TO BE DONE: Pull every line containing "沉舟侧畔千帆过" out of the material below.

STORED DATA:
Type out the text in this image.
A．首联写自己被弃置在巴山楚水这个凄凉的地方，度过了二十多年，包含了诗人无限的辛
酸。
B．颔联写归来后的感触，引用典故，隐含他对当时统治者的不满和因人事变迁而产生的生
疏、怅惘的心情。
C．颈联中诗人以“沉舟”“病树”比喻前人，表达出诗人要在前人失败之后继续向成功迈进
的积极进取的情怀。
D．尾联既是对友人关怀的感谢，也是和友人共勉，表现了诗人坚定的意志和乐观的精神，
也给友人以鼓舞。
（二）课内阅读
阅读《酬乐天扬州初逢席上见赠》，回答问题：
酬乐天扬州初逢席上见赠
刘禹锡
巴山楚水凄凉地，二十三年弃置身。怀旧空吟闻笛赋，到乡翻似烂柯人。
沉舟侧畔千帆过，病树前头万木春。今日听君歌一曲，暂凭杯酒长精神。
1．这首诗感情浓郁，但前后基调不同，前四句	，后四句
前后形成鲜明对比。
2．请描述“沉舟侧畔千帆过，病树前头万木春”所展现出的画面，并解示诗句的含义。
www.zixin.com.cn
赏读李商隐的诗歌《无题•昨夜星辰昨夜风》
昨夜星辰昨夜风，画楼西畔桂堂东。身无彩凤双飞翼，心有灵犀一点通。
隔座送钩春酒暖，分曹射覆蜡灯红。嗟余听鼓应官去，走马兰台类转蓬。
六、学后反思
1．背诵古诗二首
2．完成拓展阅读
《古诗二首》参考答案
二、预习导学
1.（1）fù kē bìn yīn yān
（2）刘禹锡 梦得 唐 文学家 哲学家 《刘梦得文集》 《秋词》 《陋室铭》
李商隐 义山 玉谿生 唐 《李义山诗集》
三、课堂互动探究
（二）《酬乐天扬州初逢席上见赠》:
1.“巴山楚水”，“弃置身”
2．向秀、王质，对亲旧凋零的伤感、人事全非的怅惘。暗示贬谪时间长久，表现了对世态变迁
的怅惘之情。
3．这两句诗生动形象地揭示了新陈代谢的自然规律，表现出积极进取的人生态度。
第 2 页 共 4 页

COMPLETED TASK:
沉舟侧畔千帆过，病树前头万木春。今日听君歌一曲，暂凭杯酒长精神。
2．请描述“沉舟侧畔千帆过，病树前头万木春”所展现出的画面，并解示诗句的含义。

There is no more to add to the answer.